Extracted data entries
▼

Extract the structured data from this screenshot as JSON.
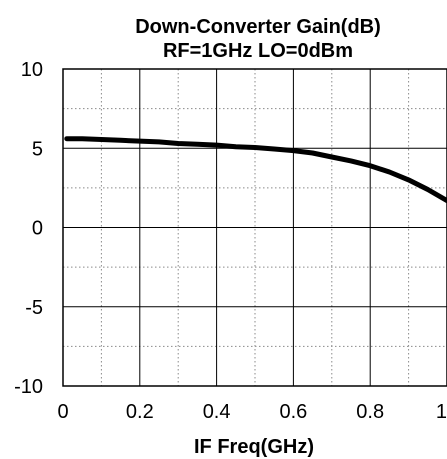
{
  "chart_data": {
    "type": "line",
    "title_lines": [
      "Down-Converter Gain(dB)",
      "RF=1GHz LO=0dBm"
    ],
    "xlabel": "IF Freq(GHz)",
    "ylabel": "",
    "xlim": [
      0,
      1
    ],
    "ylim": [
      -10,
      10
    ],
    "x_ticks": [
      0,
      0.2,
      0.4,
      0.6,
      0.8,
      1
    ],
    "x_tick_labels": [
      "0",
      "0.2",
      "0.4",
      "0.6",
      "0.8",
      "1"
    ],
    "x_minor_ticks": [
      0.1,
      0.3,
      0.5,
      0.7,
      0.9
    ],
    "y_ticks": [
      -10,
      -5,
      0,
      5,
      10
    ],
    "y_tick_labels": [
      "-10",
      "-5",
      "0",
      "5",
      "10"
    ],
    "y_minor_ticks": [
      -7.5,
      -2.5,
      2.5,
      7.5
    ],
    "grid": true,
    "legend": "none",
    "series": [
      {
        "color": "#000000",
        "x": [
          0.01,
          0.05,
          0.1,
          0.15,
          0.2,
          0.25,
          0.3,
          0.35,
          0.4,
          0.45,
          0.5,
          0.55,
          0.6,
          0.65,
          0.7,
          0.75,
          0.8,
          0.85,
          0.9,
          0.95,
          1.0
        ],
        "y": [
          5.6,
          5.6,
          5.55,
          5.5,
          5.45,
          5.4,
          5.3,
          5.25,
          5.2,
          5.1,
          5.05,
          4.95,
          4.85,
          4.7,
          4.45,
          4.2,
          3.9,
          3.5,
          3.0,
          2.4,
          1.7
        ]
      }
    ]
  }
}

▲

### REQUEST
Restate the entire listing word for word, excluding pictures.

### EXERCISE RESULT
Extract the structured data from this screenshot as JSON.
{
  "chart_data": {
    "type": "line",
    "title_lines": [
      "Down-Converter Gain(dB)",
      "RF=1GHz LO=0dBm"
    ],
    "xlabel": "IF Freq(GHz)",
    "ylabel": "",
    "xlim": [
      0,
      1
    ],
    "ylim": [
      -10,
      10
    ],
    "x_ticks": [
      0,
      0.2,
      0.4,
      0.6,
      0.8,
      1
    ],
    "x_tick_labels": [
      "0",
      "0.2",
      "0.4",
      "0.6",
      "0.8",
      "1"
    ],
    "x_minor_ticks": [
      0.1,
      0.3,
      0.5,
      0.7,
      0.9
    ],
    "y_ticks": [
      -10,
      -5,
      0,
      5,
      10
    ],
    "y_tick_labels": [
      "-10",
      "-5",
      "0",
      "5",
      "10"
    ],
    "y_minor_ticks": [
      -7.5,
      -2.5,
      2.5,
      7.5
    ],
    "grid": true,
    "legend": "none",
    "series": [
      {
        "color": "#000000",
        "x": [
          0.01,
          0.05,
          0.1,
          0.15,
          0.2,
          0.25,
          0.3,
          0.35,
          0.4,
          0.45,
          0.5,
          0.55,
          0.6,
          0.65,
          0.7,
          0.75,
          0.8,
          0.85,
          0.9,
          0.95,
          1.0
        ],
        "y": [
          5.6,
          5.6,
          5.55,
          5.5,
          5.45,
          5.4,
          5.3,
          5.25,
          5.2,
          5.1,
          5.05,
          4.95,
          4.85,
          4.7,
          4.45,
          4.2,
          3.9,
          3.5,
          3.0,
          2.4,
          1.7
        ]
      }
    ]
  }
}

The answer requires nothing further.